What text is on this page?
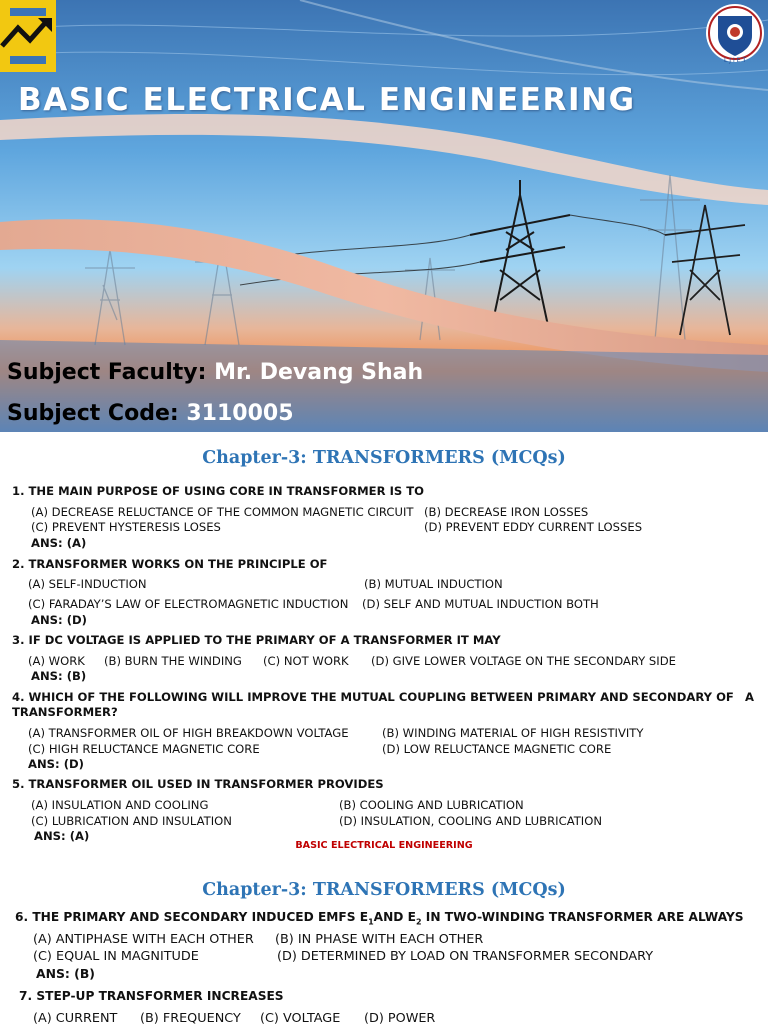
L J I E T
BASIC ELECTRICAL ENGINEERING

Subject Faculty: Mr. Devang Shah

Subject Code: 3110005

Chapter-3: TRANSFORMERS (MCQs)

1. THE MAIN PURPOSE OF USING CORE IN TRANSFORMER IS TO

(A) DECREASE RELUCTANCE OF THE COMMON MAGNETIC CIRCUIT (B) DECREASE IRON LOSSES

(C) PREVENT HYSTERESIS LOSES	(D) PREVENT EDDY CURRENT LOSSES

ANS: (A)

2. TRANSFORMER WORKS ON THE PRINCIPLE OF

(A) SELF-INDUCTION	(B) MUTUAL INDUCTION

(C) FARADAY’S LAW OF ELECTROMAGNETIC INDUCTION (D) SELF AND MUTUAL INDUCTION BOTH

ANS: (D)

3. IF DC VOLTAGE IS APPLIED TO THE PRIMARY OF A TRANSFORMER IT MAY

(A) WORK (B) BURN THE WINDING (C) NOT WORK (D) GIVE LOWER VOLTAGE ON THE SECONDARY SIDE

ANS: (B)

4. WHICH OF THE FOLLOWING WILL IMPROVE THE MUTUAL COUPLING BETWEEN PRIMARY AND SECONDARY OF A

TRANSFORMER?

(A) TRANSFORMER OIL OF HIGH BREAKDOWN VOLTAGE	(B) WINDING MATERIAL OF HIGH RESISTIVITY

(C) HIGH RELUCTANCE MAGNETIC CORE	(D) LOW RELUCTANCE MAGNETIC CORE

ANS: (D)

5. TRANSFORMER OIL USED IN TRANSFORMER PROVIDES

(A) INSULATION AND COOLING	(B) COOLING AND LUBRICATION

(C) LUBRICATION AND INSULATION	(D) INSULATION, COOLING AND LUBRICATION

ANS: (A)

BASIC ELECTRICAL ENGINEERING

Chapter-3: TRANSFORMERS (MCQs)

6. THE PRIMARY AND SECONDARY INDUCED EMFS $E_1AND$ $E_2$ IN TWO-WINDING TRANSFORMER ARE ALWAYS

(A) ANTIPHASE WITH EACH OTHER (B) IN PHASE WITH EACH OTHER

(C) EQUAL IN MAGNITUDE	(D) DETERMINED BY LOAD ON TRANSFORMER SECONDARY

ANS: (B)

7. STEP-UP TRANSFORMER INCREASES

(A) CURRENT (B) FREQUENCY (C) VOLTAGE (D) POWER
******
§ Exercise brief:
All lines of the data above that include the word "INSULATION" must be shown.

§ Complete answer:
(A) INSULATION AND COOLING	(B) COOLING AND LUBRICATION
(C) LUBRICATION AND INSULATION	(D) INSULATION, COOLING AND LUBRICATION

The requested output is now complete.